抜粋文:
━━━━━━

薬膳を学ぶ前は、長芋を自分から買うことはなかったのですが、最近では冷蔵庫に長芋を常備するようになりました。
長芋は、薬膳的には主に脾(胃腸)や腎を補う食材として知られています。気力が不足していたり、消化がうまくいかないときなどに役立ち、全体的な健康をサポートしてくれるので、体調がすぐれない時にもぴったりの食材です。
また、「腎」は生命エネルギーの源と言われる大切な部分なので、長芋は子どもからお年寄りまで、日常的に食べたい食材だと思います。
今回は、薬膳でも大人気の長芋を使ってサブジを作りました。サブジはインドの料理で、野菜とスパイスを炒めたものです。
私はインドを8か月ほど旅していた時、毎日のようにサブジを食べていたので、懐かしい味です。
これまではひとつの野菜を使ってサブジを作ることが多かったのですが、昨年イベントでシャンカール・ノグチさんとスパイス料理を作ったとき、彼はどんなサブジにも必ず玉ねぎを加えると言っていました。
「玉ねぎを使うと、うま味が出るよ」と教えてくれました。
私も玉ねぎを必ず加えるようになり、今回は玉ねぎ、クミン、長芋、エリンギ、ターメリックを使ったサブジを作りました。
玉ねぎを使うと確かにうま味もアップして野菜とスパイスの馴染も良くなっています。
疲れやすくて気が足りていないと感じる時に山芋を使うなら、胃腸の働きを助けるために、気の巡りを良くする食材を一緒に取り入れるとより効果的です。
長芋は甘性で潤す作用があり、食べ過ぎると余分な水分が溜まりやすくなるので、胃腸の働きを助けるために、気の巡りを良くする食材と組み合わせることが大切です。
私の家では、子どもたちが小さいので消化機能がまだ未発達だと思いますし、私も夫も胃腸が強くないので気を補う食材を使うときは、気の巡りを良くする食材や消化を助ける食材も一緒に加えるようにしています。
薬膳的に見ても、玉ねぎは気の巡りを良くしてくれるので、サブジに限らず炒めものの時には玉ねぎを入れることが多いです。
エリンギやターメリックは「祛風湿(きょふうしつ)」といって、余分な水分が体の外側、例えば皮膚や関節に溜まっているときに役立ちます。夫が時々関節痛を訴えることがあるので、よく使う食材です。
クミンも気の巡りを良くする食材で、ターメリックも同じ効果があります。長芋はスパイスと相性が良く、他にもコリアンダーや山椒と合わせることが多いです。
シャンカール野口さんはとても優しい人ですっかりファンになってしまいました。
シャンカールさんの「スパイスの世界へようこそ!」にサインをお願いすると、とっても快くサインをしてくれました。
この本はシャンカールさんの家のスパイスライフのことから、スパイスの歴史からレシピまで幅広く載っていて、読み物としてもすごく面白い本です。
シャンカールさんの人間性が伝わってくる大好きなスパイス本です。
スパイス料理も薬膳的視点で見ると、理にかなっていることが多くて、とても面白いです。
これからも薬膳的視点を加えたスパイス料理をたくさん作っていこうと思っています。

━━━━━━

データ項目:
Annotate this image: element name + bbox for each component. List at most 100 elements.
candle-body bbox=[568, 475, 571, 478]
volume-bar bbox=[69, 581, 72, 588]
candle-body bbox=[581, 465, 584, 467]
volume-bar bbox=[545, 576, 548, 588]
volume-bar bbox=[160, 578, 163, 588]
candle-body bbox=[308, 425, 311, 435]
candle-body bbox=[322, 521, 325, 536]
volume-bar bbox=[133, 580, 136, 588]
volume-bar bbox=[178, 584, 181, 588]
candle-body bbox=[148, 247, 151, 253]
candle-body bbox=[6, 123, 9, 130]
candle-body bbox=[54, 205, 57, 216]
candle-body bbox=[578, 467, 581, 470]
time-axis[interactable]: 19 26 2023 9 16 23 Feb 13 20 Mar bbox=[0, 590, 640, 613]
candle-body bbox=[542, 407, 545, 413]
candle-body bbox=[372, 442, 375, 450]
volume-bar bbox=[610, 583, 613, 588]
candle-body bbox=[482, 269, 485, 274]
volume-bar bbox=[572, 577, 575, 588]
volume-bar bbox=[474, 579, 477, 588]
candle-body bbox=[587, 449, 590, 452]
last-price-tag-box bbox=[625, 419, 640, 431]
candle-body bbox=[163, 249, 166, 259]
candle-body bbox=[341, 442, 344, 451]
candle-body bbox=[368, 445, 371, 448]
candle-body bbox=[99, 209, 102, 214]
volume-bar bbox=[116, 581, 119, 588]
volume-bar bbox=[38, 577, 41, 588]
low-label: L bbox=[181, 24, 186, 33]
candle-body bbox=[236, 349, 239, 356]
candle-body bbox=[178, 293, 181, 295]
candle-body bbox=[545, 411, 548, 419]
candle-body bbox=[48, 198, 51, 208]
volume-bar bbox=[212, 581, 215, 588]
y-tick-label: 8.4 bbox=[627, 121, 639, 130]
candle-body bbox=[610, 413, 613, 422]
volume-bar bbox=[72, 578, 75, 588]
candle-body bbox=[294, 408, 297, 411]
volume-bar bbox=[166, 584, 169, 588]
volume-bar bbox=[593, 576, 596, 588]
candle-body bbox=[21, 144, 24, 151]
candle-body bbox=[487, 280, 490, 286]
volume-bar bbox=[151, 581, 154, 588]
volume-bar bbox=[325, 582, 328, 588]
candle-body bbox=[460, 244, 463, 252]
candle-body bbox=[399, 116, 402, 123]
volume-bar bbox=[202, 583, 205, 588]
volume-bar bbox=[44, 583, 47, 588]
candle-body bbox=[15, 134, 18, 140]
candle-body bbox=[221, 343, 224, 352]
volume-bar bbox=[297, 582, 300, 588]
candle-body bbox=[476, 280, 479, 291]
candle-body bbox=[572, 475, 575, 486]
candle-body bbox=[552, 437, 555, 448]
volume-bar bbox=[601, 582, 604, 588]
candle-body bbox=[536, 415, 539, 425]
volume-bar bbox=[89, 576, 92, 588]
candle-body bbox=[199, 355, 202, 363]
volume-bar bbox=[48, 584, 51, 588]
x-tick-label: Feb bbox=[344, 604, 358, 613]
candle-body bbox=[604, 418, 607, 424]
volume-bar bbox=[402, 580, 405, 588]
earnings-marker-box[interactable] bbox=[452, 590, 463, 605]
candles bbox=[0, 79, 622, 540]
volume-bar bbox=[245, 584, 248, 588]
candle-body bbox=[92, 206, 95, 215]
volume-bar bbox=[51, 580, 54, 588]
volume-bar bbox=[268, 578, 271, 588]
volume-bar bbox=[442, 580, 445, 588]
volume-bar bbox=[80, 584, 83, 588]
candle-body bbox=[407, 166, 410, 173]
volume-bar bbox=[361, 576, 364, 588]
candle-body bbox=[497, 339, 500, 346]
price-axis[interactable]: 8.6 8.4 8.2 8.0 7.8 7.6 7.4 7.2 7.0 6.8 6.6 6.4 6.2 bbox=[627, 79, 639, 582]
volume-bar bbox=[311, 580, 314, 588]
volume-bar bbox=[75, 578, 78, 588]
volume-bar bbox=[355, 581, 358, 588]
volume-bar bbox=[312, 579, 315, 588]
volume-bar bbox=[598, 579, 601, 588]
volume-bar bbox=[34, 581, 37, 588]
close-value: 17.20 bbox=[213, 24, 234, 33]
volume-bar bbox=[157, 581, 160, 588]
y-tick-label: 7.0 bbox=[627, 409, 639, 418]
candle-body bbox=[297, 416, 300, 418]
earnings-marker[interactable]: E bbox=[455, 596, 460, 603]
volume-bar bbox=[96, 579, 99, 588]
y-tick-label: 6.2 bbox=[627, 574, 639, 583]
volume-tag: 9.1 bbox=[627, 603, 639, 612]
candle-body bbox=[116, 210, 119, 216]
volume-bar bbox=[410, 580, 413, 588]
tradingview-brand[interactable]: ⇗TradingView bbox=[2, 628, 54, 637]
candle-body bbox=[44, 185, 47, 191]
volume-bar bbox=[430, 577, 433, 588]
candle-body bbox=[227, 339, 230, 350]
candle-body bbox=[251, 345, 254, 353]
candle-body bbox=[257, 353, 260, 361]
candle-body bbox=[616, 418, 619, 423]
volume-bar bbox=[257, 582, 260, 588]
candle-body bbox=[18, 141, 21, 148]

━━━━━━

作業要件:
[A] 抜粋文によると、長芋を気の巡りを良くする食材と組み合わせることが大切なのはなぜですか。1〜3文で説明してください。
[B] 抜粋文のうち、「今回は、薬膳でも大人気の長芋」から始まり「椒と合わせることが多いです。」で終わる部分を、一字一句違えずに打ち直してください。
抜粋文だけを根拠に取り組んでください。

回答一覧:
[A] 長芋は甘性で潤す作用があり、食べ過ぎると余分な水分が溜まりやすくなるためです。そこで、胃腸の働きを助けるために、気の巡りを良くする食材と組み合わせることが大切だとされています。

[B]
今回は、薬膳でも大人気の長芋を使ってサブジを作りました。サブジはインドの料理で、野菜とスパイスを炒めたものです。
私はインドを8か月ほど旅していた時、毎日のようにサブジを食べていたので、懐かしい味です。
これまではひとつの野菜を使ってサブジを作ることが多かったのですが、昨年イベントでシャンカール・ノグチさんとスパイス料理を作ったとき、彼はどんなサブジにも必ず玉ねぎを加えると言っていました。
「玉ねぎを使うと、うま味が出るよ」と教えてくれました。
私も玉ねぎを必ず加えるようになり、今回は玉ねぎ、クミン、長芋、エリンギ、ターメリックを使ったサブジを作りました。
玉ねぎを使うと確かにうま味もアップして野菜とスパイスの馴染も良くなっています。
疲れやすくて気が足りていないと感じる時に山芋を使うなら、胃腸の働きを助けるために、気の巡りを良くする食材を一緒に取り入れるとより効果的です。
長芋は甘性で潤す作用があり、食べ過ぎると余分な水分が溜まりやすくなるので、胃腸の働きを助けるために、気の巡りを良くする食材と組み合わせることが大切です。
私の家では、子どもたちが小さいので消化機能がまだ未発達だと思いますし、私も夫も胃腸が強くないので気を補う食材を使うときは、気の巡りを良くする食材や消化を助ける食材も一緒に加えるようにしています。
薬膳的に見ても、玉ねぎは気の巡りを良くしてくれるので、サブジに限らず炒めものの時には玉ねぎを入れることが多いです。
エリンギやターメリックは「祛風湿(きょふうしつ)」といって、余分な水分が体の外側、例えば皮膚や関節に溜まっているときに役立ちます。夫が時々関節痛を訴えることがあるので、よく使う食材です。
クミンも気の巡りを良くする食材で、ターメリックも同じ効果があります。長芋はスパイスと相性が良く、他にもコリアンダーや山椒と合わせることが多いです。